_EXERCISE MATERIAL:_
----------------

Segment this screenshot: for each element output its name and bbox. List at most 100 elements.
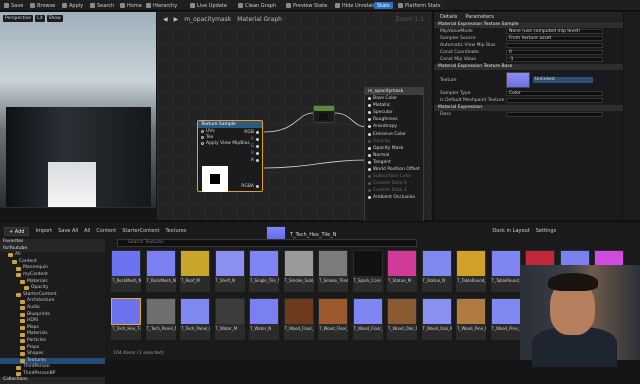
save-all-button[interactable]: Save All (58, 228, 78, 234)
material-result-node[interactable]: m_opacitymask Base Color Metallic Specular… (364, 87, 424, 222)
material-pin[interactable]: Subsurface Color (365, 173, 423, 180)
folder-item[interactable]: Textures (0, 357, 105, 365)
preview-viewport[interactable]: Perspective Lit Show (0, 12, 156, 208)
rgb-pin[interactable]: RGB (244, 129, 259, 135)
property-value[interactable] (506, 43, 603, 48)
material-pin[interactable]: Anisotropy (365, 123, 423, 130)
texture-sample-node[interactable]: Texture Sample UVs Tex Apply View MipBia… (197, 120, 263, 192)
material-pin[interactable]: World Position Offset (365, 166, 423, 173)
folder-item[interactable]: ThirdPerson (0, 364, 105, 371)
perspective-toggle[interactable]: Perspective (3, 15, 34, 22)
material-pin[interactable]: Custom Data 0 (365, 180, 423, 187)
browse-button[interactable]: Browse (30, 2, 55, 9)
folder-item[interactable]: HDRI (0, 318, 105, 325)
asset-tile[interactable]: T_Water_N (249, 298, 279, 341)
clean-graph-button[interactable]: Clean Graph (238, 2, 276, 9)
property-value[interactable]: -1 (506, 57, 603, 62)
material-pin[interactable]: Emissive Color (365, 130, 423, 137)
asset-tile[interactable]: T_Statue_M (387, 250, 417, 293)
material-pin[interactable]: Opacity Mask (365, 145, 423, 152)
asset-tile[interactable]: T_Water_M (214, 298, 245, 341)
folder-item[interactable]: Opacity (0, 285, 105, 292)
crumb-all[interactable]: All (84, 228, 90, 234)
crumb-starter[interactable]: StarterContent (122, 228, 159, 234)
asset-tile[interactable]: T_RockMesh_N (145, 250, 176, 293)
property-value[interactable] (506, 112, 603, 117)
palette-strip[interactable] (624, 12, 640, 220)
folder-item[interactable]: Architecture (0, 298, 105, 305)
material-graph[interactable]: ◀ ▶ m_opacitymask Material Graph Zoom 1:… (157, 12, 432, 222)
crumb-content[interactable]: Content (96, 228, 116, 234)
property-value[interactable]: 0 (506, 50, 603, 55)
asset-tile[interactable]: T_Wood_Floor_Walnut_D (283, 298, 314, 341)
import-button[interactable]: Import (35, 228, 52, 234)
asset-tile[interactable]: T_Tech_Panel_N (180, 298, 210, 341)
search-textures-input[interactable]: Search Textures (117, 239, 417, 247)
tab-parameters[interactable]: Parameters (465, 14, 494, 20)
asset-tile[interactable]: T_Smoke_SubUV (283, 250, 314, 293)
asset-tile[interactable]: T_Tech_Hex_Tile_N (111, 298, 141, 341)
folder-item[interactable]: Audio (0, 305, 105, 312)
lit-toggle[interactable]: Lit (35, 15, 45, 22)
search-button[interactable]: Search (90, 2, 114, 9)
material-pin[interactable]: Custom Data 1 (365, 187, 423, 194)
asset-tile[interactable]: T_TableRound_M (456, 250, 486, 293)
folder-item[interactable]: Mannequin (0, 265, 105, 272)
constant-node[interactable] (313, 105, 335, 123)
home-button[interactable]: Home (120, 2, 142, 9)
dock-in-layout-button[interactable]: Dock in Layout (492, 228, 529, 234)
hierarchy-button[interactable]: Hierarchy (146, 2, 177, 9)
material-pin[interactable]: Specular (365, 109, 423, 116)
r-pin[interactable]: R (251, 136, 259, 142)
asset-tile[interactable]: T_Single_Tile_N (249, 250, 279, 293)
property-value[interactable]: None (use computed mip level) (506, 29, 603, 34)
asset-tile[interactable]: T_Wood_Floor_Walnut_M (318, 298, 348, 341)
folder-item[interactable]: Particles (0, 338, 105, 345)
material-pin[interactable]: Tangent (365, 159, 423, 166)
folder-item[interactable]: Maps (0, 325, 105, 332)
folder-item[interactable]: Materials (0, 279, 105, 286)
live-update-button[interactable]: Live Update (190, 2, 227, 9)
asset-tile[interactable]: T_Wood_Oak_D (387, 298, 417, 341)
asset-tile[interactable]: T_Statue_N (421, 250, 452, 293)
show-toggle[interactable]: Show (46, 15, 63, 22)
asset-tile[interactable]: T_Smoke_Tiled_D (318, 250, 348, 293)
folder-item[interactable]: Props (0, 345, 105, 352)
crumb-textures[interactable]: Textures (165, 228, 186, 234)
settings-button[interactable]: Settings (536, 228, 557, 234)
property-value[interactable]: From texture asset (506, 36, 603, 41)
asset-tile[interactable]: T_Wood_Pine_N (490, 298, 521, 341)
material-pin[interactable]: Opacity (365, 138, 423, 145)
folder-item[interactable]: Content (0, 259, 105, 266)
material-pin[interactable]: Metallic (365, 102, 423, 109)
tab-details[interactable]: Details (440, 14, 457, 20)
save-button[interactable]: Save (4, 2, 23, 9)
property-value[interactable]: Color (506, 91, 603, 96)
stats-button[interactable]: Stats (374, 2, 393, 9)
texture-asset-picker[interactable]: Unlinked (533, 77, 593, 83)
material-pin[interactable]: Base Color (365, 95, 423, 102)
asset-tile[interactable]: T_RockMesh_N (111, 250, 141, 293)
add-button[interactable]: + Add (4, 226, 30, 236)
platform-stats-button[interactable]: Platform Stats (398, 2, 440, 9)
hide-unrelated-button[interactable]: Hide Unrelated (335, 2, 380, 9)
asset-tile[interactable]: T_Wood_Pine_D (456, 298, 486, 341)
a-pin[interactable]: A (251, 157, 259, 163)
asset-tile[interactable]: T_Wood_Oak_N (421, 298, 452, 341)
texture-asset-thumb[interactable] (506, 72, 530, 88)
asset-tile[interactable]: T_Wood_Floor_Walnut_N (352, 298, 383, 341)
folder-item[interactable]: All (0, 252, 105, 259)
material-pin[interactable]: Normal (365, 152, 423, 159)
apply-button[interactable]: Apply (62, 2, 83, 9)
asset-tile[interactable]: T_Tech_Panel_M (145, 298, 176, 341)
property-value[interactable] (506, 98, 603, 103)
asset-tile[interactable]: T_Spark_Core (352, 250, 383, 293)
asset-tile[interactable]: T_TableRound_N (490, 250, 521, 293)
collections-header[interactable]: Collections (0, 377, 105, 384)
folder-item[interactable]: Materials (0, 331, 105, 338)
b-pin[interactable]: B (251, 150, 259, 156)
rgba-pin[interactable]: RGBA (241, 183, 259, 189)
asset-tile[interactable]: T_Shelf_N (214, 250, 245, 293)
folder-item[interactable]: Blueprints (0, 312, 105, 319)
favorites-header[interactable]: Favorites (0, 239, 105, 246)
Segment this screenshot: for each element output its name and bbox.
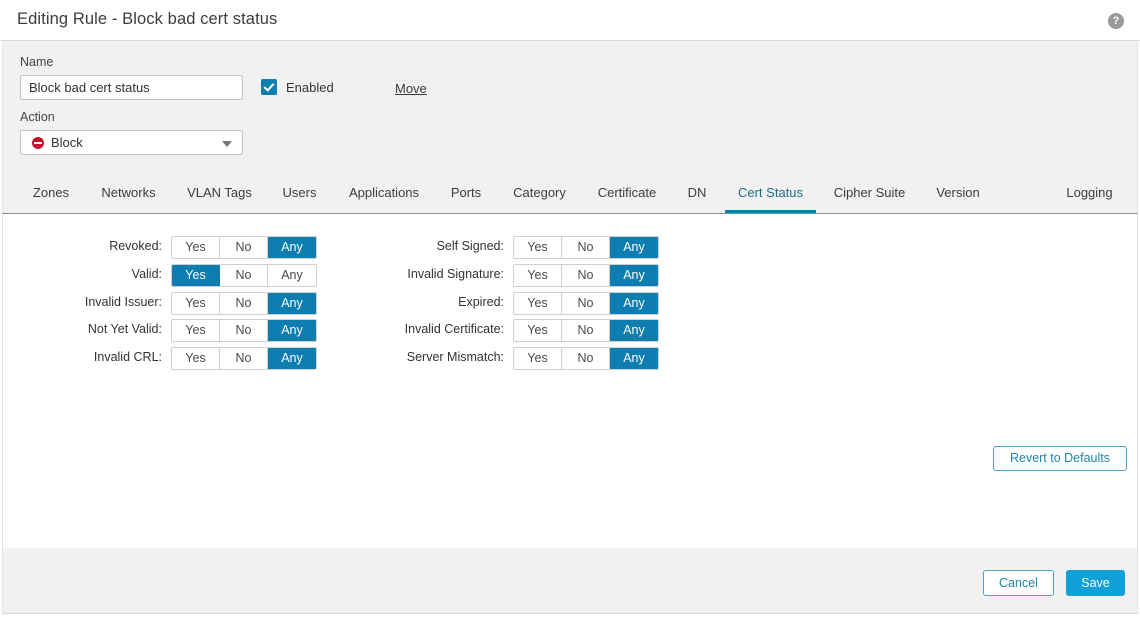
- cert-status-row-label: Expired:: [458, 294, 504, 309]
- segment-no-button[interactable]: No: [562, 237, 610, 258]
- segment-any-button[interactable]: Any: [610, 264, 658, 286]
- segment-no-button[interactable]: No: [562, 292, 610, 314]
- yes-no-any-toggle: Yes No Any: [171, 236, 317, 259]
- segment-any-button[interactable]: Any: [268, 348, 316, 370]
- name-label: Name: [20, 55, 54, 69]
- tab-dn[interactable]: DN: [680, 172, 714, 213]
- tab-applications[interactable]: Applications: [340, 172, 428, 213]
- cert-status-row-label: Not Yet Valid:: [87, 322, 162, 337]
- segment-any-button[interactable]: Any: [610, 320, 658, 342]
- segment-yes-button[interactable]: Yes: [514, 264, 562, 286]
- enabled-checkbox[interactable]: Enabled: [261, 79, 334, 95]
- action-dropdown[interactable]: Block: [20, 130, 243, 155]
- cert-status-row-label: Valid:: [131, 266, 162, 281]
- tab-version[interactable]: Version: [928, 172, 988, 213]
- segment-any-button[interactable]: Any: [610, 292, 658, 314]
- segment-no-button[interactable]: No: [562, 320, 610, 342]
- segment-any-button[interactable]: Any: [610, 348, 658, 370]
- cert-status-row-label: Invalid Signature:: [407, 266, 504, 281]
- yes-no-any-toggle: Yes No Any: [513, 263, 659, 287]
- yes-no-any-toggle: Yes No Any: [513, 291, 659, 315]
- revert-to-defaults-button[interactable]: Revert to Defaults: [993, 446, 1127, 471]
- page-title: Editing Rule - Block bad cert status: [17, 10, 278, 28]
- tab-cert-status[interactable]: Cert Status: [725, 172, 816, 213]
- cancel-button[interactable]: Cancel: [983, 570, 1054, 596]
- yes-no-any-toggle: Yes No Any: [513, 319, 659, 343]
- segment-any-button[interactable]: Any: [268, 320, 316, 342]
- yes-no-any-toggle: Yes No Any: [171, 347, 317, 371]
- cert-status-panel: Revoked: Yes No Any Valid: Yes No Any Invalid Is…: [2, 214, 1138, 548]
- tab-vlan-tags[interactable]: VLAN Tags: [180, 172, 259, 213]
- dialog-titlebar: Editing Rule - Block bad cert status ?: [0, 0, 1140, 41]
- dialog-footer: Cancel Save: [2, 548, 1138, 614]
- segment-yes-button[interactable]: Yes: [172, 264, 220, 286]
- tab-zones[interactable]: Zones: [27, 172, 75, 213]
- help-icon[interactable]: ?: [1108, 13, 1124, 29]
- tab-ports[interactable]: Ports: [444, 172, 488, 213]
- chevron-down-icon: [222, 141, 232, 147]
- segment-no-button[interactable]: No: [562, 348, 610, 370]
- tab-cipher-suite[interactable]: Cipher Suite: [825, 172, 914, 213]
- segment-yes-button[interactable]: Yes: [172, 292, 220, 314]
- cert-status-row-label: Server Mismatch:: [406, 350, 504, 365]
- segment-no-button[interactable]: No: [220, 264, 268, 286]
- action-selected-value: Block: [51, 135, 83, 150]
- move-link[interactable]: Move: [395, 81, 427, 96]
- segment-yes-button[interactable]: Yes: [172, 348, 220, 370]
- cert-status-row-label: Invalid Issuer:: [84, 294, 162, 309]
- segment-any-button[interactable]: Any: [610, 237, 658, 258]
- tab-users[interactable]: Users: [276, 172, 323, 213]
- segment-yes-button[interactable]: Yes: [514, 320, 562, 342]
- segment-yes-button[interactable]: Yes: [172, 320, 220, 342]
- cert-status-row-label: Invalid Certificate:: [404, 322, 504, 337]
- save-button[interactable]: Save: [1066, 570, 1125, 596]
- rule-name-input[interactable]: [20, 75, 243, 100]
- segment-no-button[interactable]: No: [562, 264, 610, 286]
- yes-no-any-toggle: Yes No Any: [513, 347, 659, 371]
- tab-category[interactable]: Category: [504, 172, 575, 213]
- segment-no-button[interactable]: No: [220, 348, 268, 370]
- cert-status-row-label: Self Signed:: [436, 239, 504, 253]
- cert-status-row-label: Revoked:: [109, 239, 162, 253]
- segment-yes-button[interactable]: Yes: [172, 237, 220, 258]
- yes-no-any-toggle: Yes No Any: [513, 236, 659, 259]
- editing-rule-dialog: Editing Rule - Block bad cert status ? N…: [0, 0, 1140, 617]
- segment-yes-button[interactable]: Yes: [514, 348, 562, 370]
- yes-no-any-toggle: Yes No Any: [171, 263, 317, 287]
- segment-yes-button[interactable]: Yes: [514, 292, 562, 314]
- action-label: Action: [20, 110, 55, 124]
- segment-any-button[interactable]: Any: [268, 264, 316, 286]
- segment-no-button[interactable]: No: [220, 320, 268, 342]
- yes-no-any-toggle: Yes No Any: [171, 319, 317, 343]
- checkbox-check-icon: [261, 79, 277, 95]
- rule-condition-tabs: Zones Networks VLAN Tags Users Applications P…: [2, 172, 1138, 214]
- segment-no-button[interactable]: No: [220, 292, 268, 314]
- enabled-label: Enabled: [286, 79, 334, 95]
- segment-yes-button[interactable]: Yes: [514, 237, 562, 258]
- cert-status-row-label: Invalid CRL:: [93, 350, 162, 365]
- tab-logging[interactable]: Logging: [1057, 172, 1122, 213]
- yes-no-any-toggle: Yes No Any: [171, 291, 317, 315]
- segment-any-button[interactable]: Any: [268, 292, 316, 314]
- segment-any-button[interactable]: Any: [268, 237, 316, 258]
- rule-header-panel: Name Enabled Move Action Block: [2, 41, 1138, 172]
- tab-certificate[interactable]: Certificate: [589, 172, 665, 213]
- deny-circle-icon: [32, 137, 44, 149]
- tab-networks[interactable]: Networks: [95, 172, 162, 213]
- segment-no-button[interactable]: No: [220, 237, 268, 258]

----------------

_TASK OBJECTIVE:_ Turn the lines from the one holding "- cert-status-row-label: Expired:: [458, 294, 504, 309]" through the one holding "- segment-any-button[interactable]: Any: [268, 348, 316, 370]", inclusive, into a Markdown table with columns Index and Text, skipping any blank lines.

_ANSWER TO THIS EXERCISE:_
| Index | Text |
|---|---|
| 1 | - cert-status-row-label: Expired:: [458, 294, 504, 309] |
| 2 | - segment-no-button[interactable]: No: [562, 237, 610, 258] |
| 3 | - segment-any-button[interactable]: Any: [610, 264, 658, 286] |
| 4 | - segment-no-button[interactable]: No: [562, 292, 610, 314] |
| 5 | - yes-no-any-toggle: Yes No Any: [171, 236, 317, 259] |
| 6 | - segment-any-button[interactable]: Any: [268, 348, 316, 370] |